#### Records for the exercise:
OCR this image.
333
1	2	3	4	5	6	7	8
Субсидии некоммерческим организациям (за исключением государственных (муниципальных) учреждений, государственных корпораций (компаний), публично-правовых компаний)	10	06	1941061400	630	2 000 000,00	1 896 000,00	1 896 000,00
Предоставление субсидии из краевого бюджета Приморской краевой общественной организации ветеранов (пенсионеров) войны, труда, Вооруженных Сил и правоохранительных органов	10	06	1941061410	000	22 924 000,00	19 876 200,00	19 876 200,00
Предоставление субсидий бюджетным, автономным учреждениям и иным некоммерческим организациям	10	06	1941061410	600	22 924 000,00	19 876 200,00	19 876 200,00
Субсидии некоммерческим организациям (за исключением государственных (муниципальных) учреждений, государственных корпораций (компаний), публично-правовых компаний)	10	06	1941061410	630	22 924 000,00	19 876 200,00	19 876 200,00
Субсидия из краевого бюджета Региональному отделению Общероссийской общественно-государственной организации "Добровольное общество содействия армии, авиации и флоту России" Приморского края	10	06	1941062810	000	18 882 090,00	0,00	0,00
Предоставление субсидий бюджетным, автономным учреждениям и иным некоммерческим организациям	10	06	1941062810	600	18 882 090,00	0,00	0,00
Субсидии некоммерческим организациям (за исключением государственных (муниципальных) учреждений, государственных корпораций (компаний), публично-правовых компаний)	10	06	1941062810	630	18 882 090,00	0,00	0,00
* * *
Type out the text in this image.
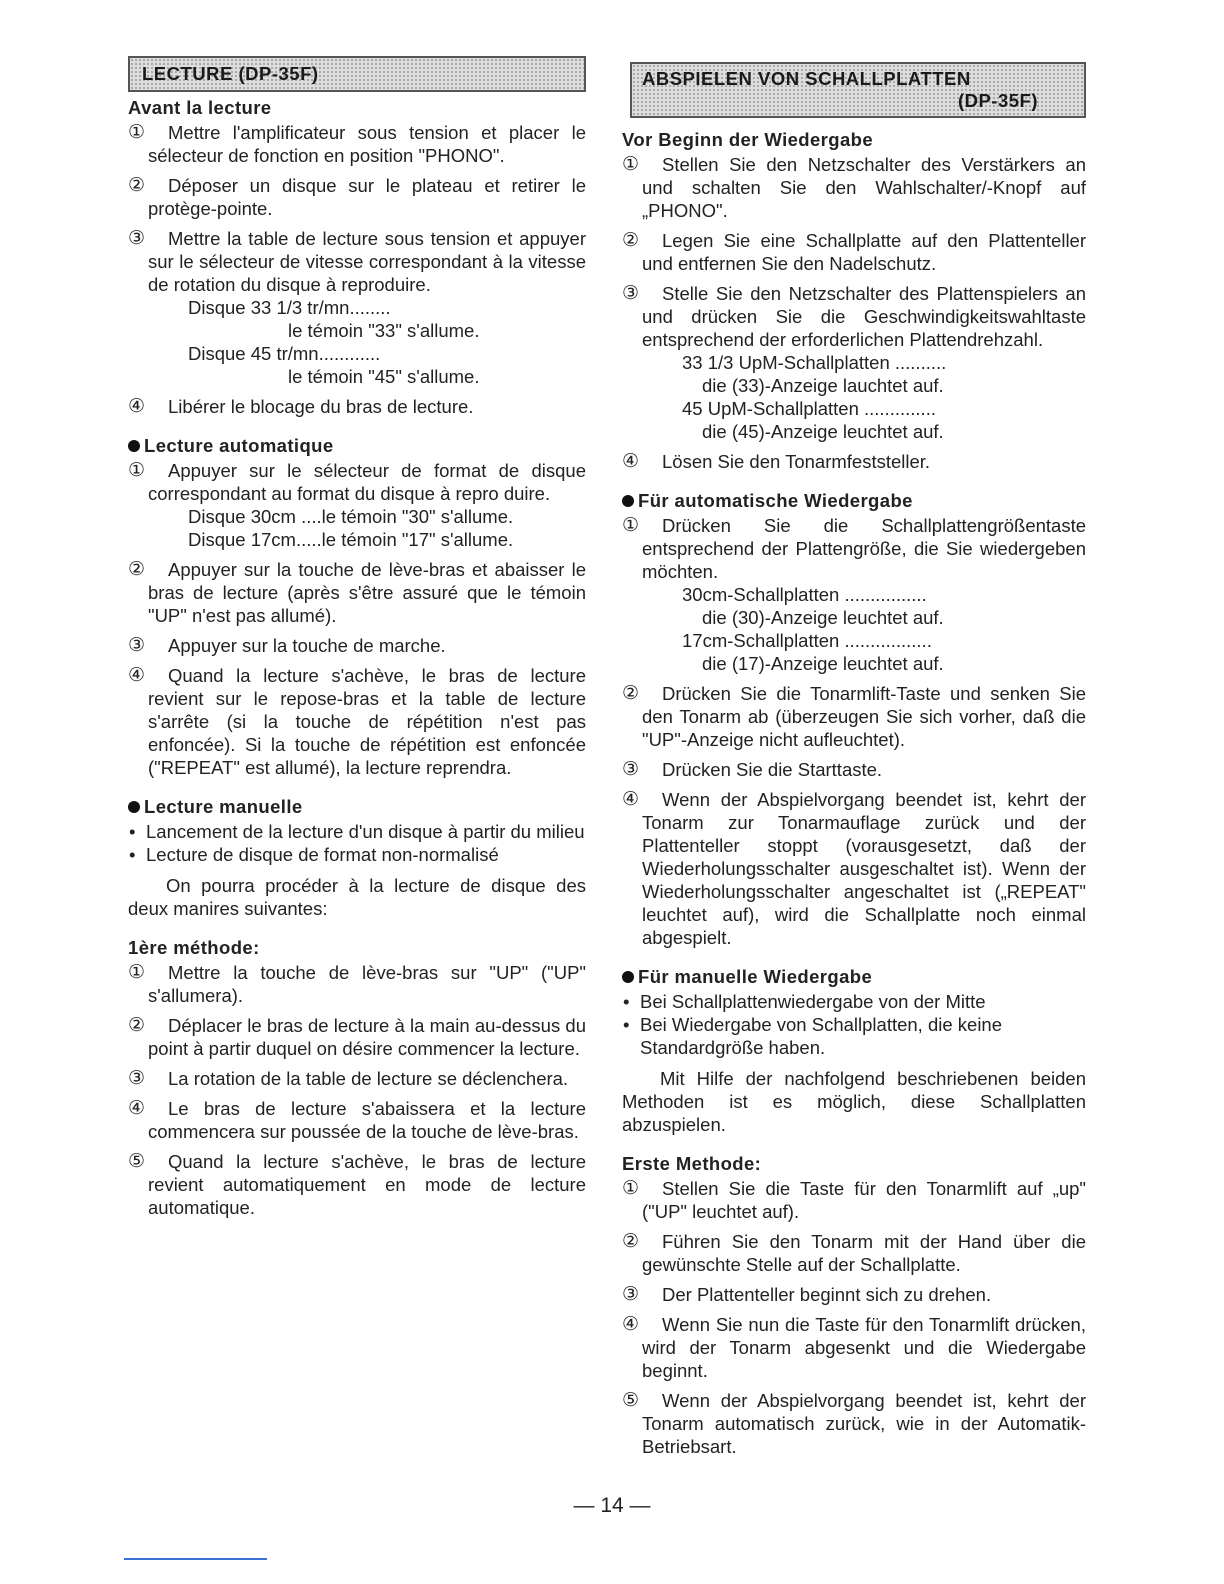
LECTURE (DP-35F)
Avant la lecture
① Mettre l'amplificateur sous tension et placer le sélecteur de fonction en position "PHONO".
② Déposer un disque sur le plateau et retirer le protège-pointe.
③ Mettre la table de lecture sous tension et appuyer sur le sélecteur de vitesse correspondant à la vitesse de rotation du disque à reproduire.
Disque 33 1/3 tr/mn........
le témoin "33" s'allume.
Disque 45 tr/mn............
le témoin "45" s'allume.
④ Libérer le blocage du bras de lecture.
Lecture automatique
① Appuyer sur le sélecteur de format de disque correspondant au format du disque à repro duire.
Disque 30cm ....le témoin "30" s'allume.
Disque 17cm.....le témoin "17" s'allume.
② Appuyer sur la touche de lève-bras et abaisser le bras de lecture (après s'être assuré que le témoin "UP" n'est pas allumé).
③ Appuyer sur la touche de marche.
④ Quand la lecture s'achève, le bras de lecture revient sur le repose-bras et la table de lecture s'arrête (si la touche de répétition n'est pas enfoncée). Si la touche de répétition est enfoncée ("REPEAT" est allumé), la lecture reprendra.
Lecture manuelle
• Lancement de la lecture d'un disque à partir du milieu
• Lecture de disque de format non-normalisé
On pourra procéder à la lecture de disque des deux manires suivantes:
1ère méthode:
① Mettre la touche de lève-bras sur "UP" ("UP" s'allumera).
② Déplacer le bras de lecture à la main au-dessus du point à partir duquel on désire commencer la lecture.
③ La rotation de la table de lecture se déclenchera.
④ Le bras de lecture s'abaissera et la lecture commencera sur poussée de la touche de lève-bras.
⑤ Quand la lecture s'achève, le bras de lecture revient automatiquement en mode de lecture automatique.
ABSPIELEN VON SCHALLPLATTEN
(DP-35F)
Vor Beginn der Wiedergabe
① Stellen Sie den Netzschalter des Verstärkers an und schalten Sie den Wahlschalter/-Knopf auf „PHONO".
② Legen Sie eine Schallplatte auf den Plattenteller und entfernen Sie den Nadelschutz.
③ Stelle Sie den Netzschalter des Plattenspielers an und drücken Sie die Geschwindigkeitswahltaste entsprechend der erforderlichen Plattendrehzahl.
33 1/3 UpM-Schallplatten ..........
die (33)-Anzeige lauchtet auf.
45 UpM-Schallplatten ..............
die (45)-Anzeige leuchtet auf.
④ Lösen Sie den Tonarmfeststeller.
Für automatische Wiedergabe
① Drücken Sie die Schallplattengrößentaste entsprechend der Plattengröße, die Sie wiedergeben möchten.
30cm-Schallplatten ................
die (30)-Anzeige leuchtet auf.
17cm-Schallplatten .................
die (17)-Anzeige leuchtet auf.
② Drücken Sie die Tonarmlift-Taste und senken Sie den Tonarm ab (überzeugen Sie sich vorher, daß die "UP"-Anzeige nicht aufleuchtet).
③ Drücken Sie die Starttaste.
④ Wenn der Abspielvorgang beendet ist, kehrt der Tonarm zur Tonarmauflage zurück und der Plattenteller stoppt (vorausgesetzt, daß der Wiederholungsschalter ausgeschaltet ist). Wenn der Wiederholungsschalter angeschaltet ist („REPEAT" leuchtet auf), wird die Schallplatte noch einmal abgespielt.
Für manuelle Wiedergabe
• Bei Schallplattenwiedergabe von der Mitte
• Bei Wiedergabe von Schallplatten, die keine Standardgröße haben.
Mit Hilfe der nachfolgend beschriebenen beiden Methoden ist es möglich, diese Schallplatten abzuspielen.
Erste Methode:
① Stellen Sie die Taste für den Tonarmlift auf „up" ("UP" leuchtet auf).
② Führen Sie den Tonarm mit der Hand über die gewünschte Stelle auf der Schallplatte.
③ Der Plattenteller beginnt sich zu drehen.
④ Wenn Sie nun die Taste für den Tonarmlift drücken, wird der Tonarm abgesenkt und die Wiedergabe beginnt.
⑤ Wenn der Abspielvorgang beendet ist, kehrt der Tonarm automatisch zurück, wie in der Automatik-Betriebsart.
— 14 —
==
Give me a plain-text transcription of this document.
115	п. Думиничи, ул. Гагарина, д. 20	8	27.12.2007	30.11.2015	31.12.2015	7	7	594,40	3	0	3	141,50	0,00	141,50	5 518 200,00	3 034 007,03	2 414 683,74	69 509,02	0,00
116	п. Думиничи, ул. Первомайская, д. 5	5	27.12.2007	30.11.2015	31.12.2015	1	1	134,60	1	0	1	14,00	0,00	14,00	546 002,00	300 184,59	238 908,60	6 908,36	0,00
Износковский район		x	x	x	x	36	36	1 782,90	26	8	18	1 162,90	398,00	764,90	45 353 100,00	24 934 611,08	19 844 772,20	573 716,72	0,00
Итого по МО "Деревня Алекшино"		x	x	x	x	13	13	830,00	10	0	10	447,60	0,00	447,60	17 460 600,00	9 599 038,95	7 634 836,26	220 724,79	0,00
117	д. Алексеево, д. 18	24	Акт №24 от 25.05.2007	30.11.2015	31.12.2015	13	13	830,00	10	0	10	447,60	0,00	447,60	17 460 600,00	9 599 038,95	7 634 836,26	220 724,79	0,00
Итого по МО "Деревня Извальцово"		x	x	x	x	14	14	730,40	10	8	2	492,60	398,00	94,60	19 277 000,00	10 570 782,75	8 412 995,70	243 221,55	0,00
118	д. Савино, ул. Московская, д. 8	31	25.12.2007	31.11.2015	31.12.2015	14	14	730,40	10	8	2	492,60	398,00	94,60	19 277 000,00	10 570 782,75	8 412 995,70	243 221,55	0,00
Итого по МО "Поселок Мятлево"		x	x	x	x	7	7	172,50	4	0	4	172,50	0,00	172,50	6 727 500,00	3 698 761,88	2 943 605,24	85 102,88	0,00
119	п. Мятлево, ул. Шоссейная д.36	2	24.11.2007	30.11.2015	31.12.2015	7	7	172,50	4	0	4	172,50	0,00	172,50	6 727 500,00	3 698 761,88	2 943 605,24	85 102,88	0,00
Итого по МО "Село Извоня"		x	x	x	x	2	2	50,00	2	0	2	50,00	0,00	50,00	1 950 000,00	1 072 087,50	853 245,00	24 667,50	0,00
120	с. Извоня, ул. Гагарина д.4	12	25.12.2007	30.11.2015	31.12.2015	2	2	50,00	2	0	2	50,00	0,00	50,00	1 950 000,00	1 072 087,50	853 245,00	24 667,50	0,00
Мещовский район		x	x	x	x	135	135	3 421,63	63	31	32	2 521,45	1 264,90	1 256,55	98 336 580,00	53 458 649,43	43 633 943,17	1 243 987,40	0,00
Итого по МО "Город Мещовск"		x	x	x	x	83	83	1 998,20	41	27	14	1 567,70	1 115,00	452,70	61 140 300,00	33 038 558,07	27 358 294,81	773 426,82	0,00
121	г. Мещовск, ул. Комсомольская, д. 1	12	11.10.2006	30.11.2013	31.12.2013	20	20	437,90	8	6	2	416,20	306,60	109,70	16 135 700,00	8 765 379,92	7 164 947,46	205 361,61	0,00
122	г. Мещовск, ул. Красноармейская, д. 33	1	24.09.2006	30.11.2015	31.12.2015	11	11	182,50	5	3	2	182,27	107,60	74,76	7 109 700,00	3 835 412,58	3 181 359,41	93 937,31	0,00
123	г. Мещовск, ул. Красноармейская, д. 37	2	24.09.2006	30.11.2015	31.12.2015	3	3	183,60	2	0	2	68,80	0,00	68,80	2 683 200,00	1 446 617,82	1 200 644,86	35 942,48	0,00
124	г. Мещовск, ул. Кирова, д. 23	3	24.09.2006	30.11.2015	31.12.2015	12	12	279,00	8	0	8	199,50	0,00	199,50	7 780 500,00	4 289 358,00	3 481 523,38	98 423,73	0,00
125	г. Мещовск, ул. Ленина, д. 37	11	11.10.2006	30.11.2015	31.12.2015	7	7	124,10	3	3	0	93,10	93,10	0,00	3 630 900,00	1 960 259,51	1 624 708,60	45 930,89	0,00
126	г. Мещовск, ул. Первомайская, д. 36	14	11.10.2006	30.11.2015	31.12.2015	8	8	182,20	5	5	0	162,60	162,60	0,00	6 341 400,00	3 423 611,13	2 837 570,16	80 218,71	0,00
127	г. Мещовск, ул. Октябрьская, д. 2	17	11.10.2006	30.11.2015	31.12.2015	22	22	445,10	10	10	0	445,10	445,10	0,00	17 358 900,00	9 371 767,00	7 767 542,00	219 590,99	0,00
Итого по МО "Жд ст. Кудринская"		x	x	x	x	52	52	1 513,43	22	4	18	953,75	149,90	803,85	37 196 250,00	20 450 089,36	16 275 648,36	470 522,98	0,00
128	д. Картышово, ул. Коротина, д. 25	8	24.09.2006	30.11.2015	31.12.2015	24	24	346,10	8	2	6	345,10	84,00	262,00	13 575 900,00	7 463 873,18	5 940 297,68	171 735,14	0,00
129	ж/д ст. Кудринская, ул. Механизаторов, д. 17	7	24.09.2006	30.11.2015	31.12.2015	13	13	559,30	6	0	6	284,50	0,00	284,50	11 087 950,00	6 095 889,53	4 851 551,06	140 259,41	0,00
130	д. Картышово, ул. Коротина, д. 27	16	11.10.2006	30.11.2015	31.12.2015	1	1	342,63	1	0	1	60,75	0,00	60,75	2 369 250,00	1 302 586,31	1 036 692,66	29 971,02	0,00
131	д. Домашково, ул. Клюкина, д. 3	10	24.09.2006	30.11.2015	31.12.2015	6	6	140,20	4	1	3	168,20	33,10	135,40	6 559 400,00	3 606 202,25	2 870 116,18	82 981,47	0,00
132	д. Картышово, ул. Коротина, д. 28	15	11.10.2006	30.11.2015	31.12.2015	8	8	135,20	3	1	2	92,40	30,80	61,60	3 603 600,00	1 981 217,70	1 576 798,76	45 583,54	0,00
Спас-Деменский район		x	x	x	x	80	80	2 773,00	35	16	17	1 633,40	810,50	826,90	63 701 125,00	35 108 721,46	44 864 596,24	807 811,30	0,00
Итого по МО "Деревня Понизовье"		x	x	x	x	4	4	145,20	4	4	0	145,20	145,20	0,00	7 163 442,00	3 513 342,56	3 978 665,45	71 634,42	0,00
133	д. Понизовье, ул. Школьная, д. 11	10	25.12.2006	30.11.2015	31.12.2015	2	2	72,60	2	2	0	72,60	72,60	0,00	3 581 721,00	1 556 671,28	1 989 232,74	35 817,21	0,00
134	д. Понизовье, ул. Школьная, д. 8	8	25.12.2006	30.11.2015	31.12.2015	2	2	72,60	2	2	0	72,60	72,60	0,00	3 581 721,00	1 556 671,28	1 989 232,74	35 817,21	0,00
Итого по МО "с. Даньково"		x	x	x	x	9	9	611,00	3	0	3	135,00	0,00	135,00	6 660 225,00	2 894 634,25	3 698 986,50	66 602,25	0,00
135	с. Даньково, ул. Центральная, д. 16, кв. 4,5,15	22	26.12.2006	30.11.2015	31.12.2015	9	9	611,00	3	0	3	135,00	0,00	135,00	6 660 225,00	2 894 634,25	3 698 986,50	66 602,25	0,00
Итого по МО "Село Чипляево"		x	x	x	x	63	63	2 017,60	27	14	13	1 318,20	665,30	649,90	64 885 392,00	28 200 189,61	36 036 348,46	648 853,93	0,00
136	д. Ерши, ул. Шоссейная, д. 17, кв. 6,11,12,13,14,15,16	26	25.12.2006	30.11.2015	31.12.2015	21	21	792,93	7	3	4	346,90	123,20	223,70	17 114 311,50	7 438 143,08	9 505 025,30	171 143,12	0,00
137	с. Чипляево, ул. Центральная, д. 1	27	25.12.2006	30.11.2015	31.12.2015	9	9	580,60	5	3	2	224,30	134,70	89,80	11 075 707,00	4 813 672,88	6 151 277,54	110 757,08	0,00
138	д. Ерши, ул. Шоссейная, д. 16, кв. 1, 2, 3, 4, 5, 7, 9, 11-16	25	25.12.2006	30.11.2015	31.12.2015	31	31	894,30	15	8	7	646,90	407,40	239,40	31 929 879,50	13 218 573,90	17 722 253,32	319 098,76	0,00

#### Goal:
Extract all lines from the data in which "субсидий" is found.

#### Output of the exercise:
Предоставление субсидий бюджетным, автономным учреждениям и иным некоммерческим организациям	10	06	1941061410	600	22 924 000,00	19 876 200,00	19 876 200,00
Предоставление субсидий бюджетным, автономным учреждениям и иным некоммерческим организациям	10	06	1941062810	600	18 882 090,00	0,00	0,00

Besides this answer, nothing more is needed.